[Exercise task]: Exactly how many lines have the word "整理相关资料归档备查"? Answer with the bare number.

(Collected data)
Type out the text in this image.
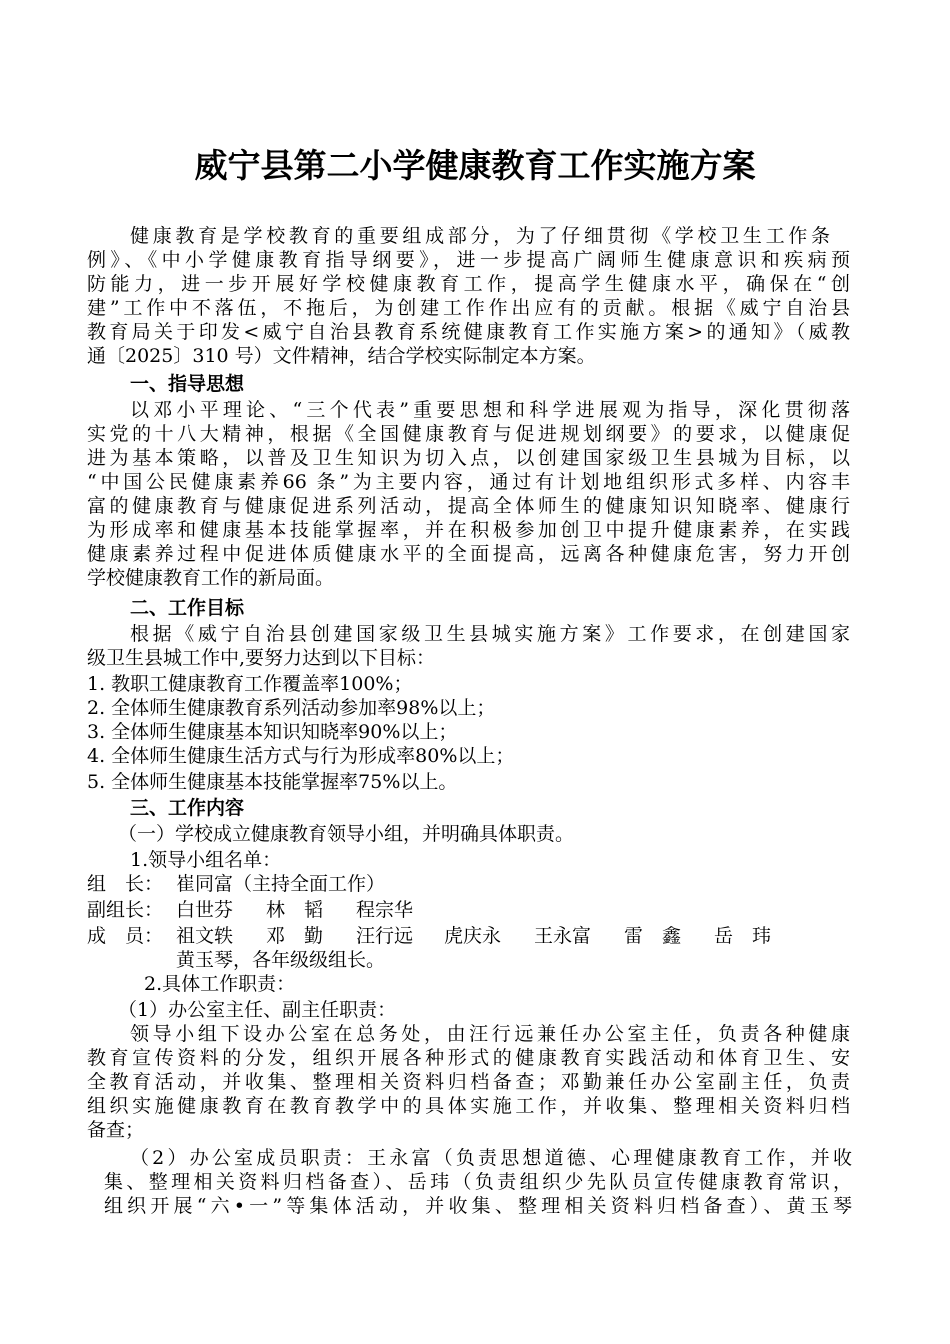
威宁县第二小学健康教育工作实施方案
健康教育是学校教育的重要组成部分，为了仔细贯彻《学校卫生工作条
例》、《中小学健康教育指导纲要》，进一步提高广阔师生健康意识和疾病预
防能力，进一步开展好学校健康教育工作，提高学生健康水平，确保在“创
建”工作中不落伍，不拖后，为创建工作作出应有的贡献。根据《威宁自治县
教育局关于印发<威宁自治县教育系统健康教育工作实施方案>的通知》（威教
通〔2025〕310 号）文件精神，结合学校实际制定本方案。
一、指导思想
以邓小平理论、“三个代表”重要思想和科学进展观为指导，深化贯彻落
实党的十八大精神，根据《全国健康教育与促进规划纲要》的要求，以健康促
进为基本策略，以普及卫生知识为切入点，以创建国家级卫生县城为目标，以
“中国公民健康素养66 条”为主要内容，通过有计划地组织形式多样、内容丰
富的健康教育与健康促进系列活动，提高全体师生的健康知识知晓率、健康行
为形成率和健康基本技能掌握率，并在积极参加创卫中提升健康素养，在实践
健康素养过程中促进体质健康水平的全面提高，远离各种健康危害，努力开创
学校健康教育工作的新局面。
二、工作目标
根据《威宁自治县创建国家级卫生县城实施方案》工作要求，在创建国家
级卫生县城工作中,要努力达到以下目标：
1. 教职工健康教育工作覆盖率100%；
2. 全体师生健康教育系列活动参加率98%以上；
3. 全体师生健康基本知识知晓率90%以上；
4. 全体师生健康生活方式与行为形成率80%以上；
5. 全体师生健康基本技能掌握率75%以上。
三、工作内容
（一）学校成立健康教育领导小组，并明确具体职责。
1.领导小组名单：
组　长： 崔同富（主持全面工作）
副组长： 白世芬 林　韬 程宗华
成　员： 祖文轶 邓　勤 汪行远 虎庆永 王永富 雷　鑫 岳　玮
黄玉琴，各年级级组长。
2.具体工作职责：
（1）办公室主任、副主任职责：
领导小组下设办公室在总务处，由汪行远兼任办公室主任，负责各种健康
教育宣传资料的分发，组织开展各种形式的健康教育实践活动和体育卫生、安
全教育活动，并收集、整理相关资料归档备查；邓勤兼任办公室副主任，负责
组织实施健康教育在教育教学中的具体实施工作，并收集、整理相关资料归档
备查；
（2）办公室成员职责：王永富（负责思想道德、心理健康教育工作，并收
集、整理相关资料归档备查）、岳玮（负责组织少先队员宣传健康教育常识，
组织开展“六•一”等集体活动，并收集、整理相关资料归档备查）、黄玉琴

[Solution to this task]: 3